REQUEST: Gather up the lines that contain "this".

DATA TO PROCESS:
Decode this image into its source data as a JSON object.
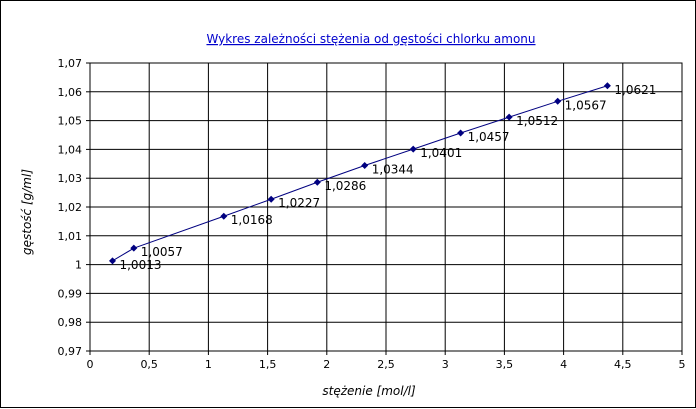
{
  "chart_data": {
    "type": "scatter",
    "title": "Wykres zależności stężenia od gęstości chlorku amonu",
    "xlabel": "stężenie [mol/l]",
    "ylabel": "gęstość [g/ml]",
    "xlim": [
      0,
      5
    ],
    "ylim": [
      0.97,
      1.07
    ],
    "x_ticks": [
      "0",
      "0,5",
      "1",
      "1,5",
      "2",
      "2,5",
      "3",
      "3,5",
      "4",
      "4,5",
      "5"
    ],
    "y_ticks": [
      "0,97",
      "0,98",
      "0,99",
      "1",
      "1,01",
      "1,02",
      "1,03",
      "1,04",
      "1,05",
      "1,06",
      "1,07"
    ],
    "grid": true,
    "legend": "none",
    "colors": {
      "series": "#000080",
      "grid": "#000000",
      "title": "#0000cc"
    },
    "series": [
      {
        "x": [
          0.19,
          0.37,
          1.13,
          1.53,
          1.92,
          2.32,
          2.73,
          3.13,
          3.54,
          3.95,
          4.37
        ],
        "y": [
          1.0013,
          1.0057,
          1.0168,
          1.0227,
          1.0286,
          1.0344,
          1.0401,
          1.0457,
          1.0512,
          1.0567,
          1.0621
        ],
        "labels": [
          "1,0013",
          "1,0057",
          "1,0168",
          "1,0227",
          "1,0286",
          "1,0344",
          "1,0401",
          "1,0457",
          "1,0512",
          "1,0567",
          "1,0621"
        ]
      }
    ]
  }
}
* * *
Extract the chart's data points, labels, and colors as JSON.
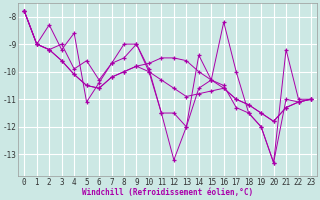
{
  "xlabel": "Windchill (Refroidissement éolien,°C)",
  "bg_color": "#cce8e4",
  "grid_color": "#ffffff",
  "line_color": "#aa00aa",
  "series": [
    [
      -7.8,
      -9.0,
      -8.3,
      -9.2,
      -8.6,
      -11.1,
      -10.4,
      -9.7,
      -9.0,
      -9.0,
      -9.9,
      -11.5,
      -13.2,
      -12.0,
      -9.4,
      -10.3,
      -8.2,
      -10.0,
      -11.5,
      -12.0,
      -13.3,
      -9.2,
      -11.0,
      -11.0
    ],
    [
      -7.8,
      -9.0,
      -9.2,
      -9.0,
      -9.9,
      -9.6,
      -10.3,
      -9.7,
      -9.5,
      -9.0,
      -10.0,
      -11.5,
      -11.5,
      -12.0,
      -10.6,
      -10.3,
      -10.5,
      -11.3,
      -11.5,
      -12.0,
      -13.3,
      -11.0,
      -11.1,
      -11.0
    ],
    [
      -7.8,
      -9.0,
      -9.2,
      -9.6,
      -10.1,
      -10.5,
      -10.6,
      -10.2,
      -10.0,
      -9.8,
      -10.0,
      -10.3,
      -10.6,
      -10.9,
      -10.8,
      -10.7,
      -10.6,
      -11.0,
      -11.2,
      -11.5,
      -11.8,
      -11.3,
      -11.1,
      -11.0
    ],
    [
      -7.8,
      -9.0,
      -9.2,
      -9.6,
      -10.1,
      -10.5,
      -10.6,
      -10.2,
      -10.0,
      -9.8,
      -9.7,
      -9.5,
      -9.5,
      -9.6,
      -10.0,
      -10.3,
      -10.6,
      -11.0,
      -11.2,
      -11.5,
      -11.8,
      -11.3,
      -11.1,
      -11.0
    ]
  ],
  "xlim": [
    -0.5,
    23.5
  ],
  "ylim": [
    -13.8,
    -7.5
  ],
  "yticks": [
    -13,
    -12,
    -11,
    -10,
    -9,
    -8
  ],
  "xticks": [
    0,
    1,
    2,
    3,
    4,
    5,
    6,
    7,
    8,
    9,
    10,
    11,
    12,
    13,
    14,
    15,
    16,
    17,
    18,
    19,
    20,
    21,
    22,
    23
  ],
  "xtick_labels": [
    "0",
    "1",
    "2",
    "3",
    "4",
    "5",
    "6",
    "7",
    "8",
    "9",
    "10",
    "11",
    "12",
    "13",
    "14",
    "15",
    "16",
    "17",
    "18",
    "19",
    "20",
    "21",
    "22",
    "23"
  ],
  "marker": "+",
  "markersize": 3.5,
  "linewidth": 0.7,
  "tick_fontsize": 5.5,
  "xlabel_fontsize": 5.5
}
==
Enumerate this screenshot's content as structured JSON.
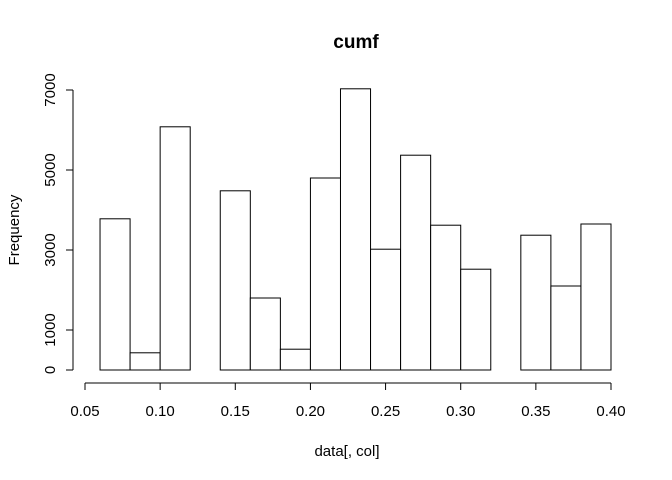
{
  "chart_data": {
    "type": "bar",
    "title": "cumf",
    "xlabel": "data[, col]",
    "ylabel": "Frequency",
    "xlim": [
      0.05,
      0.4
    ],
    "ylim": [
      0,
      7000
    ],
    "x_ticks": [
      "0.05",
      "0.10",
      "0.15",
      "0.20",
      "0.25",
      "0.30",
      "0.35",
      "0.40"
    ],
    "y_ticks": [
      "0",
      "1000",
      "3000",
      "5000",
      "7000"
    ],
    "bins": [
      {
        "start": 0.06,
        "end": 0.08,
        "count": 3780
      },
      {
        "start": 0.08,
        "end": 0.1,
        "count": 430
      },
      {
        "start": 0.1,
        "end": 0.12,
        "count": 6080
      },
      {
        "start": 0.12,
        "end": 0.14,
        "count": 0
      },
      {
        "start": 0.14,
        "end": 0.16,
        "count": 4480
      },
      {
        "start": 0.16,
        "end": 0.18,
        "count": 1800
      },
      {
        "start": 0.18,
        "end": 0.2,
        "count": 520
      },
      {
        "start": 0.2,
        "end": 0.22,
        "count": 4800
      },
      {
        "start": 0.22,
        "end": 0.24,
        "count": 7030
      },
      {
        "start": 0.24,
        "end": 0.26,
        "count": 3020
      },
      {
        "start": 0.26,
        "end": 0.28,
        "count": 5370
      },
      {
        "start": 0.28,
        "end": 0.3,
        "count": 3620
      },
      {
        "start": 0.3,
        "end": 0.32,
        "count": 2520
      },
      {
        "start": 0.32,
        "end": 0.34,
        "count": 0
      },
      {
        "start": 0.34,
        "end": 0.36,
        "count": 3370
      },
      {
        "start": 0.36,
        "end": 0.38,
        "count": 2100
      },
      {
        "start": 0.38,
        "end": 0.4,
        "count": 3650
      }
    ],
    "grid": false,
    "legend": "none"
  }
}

ANSWER:
Decode this image into its source data as a JSON object.
Enumerate this screenshot's content as structured JSON.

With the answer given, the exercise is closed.